◆ **SELECTED PASSAGE**

— begin —

Real estate owners often ask themselves if they should own investment real estate personally or through a corporation. There are certain tax consequences and factors to consider in transferring real estate to a corporation. Do you know which?

Holding real estate property personally or in a corporation?

Deciding to hold a real property in a corporation depends on many factors. To begin, a corporation offers limited liability protection. This element of ownership is often the main influence to transfer real estate to a corporation. This is particularly true in circumstances where a taxpayer owns a multi-unit residential complex, and the risk of potential litigation may result in excessive debt, or worse, possible bankruptcy.

Furthermore, holding real estate within a corporation may be tax advantageous. Income from real estate property is most often passive income. Corporations earning passive income are taxed at a higher rate than if the income were to be derived form an active business. However, in some cases, it is possible for the income earned to be taxed as active business income. In these cases, a corporation provides the opportunity for tax deferral and tax savings.

In addition, a corporation may be useful in cases where an individual wishes to transfer property to their next of kin. For estate planning purposes, the value of assets of the corporation are often frozen and the shareholder is given fixed value voting preferred shares. The children are then introduced, by means of a trust or by any other means, to provide them with future growth of the assets, while the taxpayer maintains control of the corporation.

If you already own property personally, and decide to transfer your real estate investment to a corporation. The following components should be considered prior to the transfer.

Taxation on Transfer

The general rule under Canadian tax law is that a transfer of property between an individual and a corporation is a sale at fair market value (FMV), which can result in immediate tax on a capital gain. In most cases, the transfer can be achieved on a tax deferred basis provided you meet certain conditions. The tax can be deferred so long as the conditions are met, and both you and the corporation jointly elect using a prescribed form by the imposed deadline. This is commonly referred to as a “rollover”.

Obtaining Creditor Approval for the Transfer of a Mortgage to the Corporation

Often, creditors will allow a transfer of real estate property. However, permission should be received prior to the transfer, and may entail prepayment penalties depending on the agreement with the creditors.

Mutations Tax, Also Known as Land Transfer Tax

Mutations tax generally apply when there is a change in legal ownership of a property between unrelated persons. However, depending on the province the property is situated, there may be an exemption when a transfer is made to a related party.

— end —

◆ **ENTRIES SUPPLIED**
— begin —

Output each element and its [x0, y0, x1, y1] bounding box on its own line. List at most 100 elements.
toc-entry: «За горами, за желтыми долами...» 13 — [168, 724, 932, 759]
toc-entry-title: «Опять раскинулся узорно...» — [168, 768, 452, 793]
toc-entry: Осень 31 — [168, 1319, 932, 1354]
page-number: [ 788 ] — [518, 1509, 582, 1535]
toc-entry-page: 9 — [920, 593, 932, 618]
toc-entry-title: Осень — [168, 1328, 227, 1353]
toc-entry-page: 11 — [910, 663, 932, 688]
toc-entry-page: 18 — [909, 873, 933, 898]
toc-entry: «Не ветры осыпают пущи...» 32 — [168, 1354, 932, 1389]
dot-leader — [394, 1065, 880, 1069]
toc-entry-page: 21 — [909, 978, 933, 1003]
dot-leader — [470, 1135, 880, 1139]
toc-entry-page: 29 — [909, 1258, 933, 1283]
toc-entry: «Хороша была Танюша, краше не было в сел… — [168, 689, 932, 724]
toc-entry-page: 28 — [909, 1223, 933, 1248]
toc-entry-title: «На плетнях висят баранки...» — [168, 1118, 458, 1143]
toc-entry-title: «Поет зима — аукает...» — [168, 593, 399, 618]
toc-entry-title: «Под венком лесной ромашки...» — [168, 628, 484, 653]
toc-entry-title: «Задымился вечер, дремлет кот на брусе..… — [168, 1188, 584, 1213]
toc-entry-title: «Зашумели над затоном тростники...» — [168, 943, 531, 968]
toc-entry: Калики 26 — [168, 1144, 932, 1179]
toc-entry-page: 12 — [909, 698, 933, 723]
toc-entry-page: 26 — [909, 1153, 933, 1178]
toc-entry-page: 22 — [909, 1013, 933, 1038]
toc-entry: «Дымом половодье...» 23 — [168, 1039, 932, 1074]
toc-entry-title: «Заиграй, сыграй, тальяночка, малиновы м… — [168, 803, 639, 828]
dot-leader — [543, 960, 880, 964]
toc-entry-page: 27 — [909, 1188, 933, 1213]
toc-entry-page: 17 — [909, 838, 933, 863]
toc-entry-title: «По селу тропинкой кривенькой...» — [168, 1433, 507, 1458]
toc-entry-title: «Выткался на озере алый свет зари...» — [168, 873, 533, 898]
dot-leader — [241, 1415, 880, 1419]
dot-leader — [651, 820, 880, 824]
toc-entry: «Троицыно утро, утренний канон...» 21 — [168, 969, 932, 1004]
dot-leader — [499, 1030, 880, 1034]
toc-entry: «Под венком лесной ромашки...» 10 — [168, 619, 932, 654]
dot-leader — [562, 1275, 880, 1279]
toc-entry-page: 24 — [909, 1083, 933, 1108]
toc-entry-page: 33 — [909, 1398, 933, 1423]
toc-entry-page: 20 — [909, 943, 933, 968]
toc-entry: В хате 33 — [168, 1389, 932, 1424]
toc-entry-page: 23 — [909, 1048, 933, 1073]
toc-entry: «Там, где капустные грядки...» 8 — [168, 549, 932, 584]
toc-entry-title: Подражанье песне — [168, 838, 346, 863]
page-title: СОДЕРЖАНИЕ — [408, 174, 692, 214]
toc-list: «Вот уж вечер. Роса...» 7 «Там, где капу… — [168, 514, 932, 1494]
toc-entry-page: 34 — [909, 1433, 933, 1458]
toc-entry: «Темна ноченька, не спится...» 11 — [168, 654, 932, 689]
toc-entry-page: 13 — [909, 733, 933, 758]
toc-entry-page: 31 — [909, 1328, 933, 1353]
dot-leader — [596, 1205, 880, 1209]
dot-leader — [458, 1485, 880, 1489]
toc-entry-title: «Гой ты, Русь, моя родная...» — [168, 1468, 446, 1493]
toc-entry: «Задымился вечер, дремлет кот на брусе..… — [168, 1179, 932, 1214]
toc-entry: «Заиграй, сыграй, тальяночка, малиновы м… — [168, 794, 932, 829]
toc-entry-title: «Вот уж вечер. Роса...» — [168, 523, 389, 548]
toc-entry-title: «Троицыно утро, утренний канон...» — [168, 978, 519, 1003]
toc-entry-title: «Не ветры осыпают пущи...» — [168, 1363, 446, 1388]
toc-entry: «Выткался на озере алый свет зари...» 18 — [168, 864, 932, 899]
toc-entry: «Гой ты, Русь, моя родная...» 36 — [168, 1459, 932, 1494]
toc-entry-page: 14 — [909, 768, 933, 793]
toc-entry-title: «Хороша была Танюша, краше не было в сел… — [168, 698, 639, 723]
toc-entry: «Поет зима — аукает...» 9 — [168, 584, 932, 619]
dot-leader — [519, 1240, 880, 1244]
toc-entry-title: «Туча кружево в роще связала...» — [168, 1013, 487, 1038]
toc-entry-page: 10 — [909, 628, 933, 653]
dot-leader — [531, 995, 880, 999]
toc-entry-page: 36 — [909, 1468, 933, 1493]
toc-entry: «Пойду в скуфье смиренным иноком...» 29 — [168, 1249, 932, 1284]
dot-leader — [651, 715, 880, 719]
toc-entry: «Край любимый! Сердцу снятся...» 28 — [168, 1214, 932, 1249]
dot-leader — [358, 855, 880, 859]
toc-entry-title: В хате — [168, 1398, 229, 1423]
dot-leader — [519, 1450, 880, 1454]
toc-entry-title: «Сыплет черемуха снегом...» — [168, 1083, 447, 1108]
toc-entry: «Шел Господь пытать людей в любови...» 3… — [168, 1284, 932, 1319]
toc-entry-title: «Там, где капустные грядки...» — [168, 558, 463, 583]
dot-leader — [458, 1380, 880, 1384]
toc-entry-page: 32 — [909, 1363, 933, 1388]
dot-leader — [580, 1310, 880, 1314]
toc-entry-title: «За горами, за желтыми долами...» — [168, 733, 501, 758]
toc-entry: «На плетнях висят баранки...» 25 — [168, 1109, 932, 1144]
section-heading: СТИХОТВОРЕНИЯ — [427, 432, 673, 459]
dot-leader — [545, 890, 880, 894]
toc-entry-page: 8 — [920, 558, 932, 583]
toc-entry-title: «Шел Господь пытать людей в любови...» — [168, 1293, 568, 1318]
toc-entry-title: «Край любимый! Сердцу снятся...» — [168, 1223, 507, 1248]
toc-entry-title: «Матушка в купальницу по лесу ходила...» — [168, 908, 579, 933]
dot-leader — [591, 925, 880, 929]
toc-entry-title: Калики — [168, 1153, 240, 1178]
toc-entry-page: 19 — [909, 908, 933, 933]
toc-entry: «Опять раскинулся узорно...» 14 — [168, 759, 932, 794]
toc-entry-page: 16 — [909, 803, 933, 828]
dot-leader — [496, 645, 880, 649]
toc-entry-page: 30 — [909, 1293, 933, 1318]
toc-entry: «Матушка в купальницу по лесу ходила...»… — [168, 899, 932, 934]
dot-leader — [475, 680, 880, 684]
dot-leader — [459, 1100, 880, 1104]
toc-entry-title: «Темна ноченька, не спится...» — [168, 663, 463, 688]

— end —

◆ **DIRECTIVES**
1. List every section heading in the text on holding real estate personally or through a corporation.
2. Pick up the text on holding real estate personally or through a corporation after its final sentence and carry it forward.

◆ **ANSWERS BELOW**
1.
- Holding real estate property personally or in a corporation?
- Taxation on Transfer
- Obtaining Creditor Approval for the Transfer of a Mortgage to the Corporation
- Mutations Tax, Also Known as Land Transfer Tax

2.
In Quebec for instance, there is an exemption from mutations tax when a property held by an individual is transferred to a corporation, and the individual owns 90% or more of the voting rights.

Proper advice should be sought out to make such determination as the transfer simply may not be worth it due to the significant transfer tax.

Sales Tax (GST/HST/PST)

Sales tax generally do not apply to the sale of a residential complex if it is occupied as a place of residence. Transfers of commercial properties, on the other hand, are usually taxable. Commercial properties for example, can include a rental property where the tenants are operating a commercial business. In the case where a property is transferred to a corporation, the purchasing corporation will be required to pay GST/HST/PST on the FMV of the property.

Fortunately, there are special provisions in the Excise Tax Act that relieve the seller and the purchaser from having to charge and remit sales tax provided certain conditions have been met (i.e. the purchaser must be registered for GST/QST, and the purchaser must be acquiring the real estate for use or supply primarily in the course of commercial activities). Should the conditions be met, the purchaser must self-assess the amount of tax owing and report the amounts on their GST/QST return in the reporting period in which the transfer is made, while at the same time claiming an input tax credit (ITC) thus eliminating the need to remit the tax.

Obtaining Fair Market Value Appraisals

Normally, real estate property transfers should be done at FMV between taxpayers. Obtaining a third-party appraisal is necessary to avoid any unfavorable assessments by the Canada Revenue Agency (ARC) in circumstances where the transfer is made to a corporation in which there are other unrelated shareholders. Often, when a property is rolled into a corporation, the consideration received in exchange for the property should equal the FMV of the property being transferred and would be made up in the form of cash or promissory notes if there is not sufficient cash and shares of the corporation. In cases where there is no appraisal available, a price adjustment clause will generally form part of the transfer agreement which can be relied on if there is a disagreement with the CRA with respect to the FMV of the property. A price adjustment clause provides an added protection to both the transferor and transferee.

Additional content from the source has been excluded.